— BEGIN RECORDED INFORMATION —

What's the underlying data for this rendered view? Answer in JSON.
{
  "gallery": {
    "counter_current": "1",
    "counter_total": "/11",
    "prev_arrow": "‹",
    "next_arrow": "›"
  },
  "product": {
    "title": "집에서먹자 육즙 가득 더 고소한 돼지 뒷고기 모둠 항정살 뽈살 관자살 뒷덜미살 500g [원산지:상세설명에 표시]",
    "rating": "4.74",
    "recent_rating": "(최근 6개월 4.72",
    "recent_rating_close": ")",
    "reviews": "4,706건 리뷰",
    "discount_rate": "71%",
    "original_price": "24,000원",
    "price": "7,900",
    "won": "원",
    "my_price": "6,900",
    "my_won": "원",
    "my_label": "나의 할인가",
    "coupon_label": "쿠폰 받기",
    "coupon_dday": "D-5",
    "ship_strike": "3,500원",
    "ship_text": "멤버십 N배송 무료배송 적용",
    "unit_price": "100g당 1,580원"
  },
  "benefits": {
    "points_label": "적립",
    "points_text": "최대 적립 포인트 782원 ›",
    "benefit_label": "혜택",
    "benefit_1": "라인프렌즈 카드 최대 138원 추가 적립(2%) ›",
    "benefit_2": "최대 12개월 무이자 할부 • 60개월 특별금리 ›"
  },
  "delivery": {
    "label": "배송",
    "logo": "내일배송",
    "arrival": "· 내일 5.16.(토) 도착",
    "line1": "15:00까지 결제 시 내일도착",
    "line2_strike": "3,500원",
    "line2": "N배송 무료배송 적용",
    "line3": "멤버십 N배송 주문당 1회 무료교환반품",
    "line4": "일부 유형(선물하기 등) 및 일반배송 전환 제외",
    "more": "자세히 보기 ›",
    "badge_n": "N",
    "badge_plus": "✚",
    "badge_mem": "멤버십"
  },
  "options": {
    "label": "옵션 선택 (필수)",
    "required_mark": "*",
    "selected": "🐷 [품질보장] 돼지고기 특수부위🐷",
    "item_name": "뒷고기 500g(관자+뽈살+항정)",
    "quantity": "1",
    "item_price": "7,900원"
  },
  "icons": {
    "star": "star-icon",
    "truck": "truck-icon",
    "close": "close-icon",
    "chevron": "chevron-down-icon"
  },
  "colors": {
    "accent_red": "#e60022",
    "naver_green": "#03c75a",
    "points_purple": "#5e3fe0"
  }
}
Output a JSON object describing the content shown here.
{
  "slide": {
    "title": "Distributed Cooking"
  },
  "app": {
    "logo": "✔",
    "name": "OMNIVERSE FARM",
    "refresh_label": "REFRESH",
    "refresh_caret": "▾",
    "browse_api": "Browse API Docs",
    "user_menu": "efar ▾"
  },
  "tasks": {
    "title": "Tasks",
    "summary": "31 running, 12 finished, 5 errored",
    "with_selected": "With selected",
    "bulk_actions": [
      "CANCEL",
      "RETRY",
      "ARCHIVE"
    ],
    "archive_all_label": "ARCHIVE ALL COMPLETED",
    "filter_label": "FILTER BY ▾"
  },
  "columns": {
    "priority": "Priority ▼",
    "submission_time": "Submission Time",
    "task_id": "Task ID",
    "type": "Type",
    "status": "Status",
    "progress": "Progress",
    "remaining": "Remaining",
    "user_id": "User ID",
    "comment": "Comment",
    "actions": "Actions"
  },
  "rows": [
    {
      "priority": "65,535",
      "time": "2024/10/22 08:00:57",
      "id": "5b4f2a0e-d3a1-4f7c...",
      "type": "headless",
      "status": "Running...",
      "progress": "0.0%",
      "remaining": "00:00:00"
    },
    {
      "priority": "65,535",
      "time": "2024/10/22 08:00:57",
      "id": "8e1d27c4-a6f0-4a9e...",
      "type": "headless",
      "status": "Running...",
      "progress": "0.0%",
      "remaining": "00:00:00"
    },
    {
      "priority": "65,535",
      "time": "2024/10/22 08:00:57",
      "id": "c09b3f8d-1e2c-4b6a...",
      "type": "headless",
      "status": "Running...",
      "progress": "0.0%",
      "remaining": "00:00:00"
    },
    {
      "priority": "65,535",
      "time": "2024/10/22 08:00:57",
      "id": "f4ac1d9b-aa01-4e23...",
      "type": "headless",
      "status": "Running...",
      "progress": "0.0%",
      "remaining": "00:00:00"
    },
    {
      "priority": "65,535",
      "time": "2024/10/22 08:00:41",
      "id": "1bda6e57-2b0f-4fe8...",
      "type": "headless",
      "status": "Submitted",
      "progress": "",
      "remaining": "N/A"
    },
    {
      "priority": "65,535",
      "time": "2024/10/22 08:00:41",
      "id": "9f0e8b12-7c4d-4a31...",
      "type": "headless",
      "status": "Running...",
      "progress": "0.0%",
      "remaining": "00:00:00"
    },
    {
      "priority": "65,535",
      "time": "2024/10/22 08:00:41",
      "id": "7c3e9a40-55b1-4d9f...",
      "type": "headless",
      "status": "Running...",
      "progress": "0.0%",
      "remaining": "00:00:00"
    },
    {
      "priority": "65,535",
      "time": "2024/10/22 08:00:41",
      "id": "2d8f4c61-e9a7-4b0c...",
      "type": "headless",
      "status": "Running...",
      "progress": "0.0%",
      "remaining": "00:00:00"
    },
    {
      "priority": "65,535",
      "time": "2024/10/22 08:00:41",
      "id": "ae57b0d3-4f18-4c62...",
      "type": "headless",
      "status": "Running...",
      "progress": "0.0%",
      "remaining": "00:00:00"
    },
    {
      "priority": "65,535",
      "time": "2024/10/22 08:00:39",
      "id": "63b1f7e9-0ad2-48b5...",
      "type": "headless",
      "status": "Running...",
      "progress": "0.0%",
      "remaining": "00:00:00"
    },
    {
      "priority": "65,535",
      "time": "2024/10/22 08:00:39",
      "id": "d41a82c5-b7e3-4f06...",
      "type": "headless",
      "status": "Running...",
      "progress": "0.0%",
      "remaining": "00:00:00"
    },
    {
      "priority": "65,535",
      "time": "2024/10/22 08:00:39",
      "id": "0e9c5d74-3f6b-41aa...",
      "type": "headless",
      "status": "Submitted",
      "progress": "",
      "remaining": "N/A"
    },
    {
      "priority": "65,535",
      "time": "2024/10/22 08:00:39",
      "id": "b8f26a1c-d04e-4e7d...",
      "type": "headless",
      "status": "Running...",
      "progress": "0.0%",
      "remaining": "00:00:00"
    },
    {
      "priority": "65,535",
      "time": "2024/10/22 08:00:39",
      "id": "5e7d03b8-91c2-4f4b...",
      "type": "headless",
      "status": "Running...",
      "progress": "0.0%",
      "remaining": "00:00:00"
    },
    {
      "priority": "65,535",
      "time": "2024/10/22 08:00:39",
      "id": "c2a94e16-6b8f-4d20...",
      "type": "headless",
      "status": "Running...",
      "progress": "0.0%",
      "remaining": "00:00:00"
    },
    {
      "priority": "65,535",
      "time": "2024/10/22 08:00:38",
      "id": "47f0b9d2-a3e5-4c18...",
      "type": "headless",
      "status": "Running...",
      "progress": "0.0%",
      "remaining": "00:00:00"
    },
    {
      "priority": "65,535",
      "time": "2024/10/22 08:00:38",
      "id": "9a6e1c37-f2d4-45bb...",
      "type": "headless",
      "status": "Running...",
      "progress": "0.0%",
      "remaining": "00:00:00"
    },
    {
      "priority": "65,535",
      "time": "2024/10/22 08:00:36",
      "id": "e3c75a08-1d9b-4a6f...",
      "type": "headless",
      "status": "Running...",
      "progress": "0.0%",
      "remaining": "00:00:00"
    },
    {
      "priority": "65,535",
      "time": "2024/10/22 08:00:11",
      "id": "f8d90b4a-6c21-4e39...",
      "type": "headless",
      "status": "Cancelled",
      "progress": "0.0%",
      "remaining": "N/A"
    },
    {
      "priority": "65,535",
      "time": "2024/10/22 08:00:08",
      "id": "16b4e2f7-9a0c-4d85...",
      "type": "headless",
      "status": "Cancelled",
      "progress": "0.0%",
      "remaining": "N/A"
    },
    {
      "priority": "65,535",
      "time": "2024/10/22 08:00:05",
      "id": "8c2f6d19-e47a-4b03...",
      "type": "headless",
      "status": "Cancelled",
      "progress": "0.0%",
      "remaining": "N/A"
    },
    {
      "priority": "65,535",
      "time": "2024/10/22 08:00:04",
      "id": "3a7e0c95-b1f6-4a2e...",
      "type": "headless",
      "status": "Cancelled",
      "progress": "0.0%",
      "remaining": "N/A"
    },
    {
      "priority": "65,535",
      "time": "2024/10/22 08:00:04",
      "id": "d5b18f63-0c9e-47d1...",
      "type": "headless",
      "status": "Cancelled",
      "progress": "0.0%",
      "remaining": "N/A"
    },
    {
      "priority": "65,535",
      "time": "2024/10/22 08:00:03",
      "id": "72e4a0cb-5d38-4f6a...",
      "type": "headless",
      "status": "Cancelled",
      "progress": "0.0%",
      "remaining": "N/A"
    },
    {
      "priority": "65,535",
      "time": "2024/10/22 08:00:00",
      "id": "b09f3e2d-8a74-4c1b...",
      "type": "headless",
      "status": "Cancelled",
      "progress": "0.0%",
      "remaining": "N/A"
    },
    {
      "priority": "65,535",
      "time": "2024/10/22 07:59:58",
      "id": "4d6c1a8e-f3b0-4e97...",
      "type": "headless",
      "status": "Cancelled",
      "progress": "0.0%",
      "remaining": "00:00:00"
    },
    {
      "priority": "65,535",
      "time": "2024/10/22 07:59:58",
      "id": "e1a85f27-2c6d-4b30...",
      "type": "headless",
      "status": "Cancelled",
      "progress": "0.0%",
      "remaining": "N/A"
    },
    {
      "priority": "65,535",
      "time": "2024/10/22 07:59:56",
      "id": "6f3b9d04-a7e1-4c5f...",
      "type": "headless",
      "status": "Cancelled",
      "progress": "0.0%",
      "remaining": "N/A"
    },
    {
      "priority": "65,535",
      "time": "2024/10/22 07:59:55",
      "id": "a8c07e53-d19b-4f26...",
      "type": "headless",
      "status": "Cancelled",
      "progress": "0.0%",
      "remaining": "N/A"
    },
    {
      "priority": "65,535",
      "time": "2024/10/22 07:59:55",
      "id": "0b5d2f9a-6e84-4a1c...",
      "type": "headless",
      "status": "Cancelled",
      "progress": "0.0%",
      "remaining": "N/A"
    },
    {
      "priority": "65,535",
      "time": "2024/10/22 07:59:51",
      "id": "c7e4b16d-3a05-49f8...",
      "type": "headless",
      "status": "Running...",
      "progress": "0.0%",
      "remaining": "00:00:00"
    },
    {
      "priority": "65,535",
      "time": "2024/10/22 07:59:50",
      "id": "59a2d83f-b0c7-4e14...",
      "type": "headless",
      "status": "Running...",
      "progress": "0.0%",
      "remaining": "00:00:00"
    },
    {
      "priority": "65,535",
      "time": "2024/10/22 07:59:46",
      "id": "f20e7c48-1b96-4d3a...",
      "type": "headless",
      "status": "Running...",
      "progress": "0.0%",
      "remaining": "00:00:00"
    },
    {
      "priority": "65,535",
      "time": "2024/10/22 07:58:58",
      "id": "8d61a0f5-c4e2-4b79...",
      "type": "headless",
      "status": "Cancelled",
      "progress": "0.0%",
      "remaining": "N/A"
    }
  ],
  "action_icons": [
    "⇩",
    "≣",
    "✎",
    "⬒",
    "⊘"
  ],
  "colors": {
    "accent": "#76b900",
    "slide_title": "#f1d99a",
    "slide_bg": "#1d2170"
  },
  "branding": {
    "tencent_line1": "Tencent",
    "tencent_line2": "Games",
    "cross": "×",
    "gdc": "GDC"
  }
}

— END RECORDED INFORMATION —

_YOUR OBJECTIVE:_
Going through the data above, count the lines where the string "무료배송" appears, and answer with only that number.

_FULL SOLUTION:_
2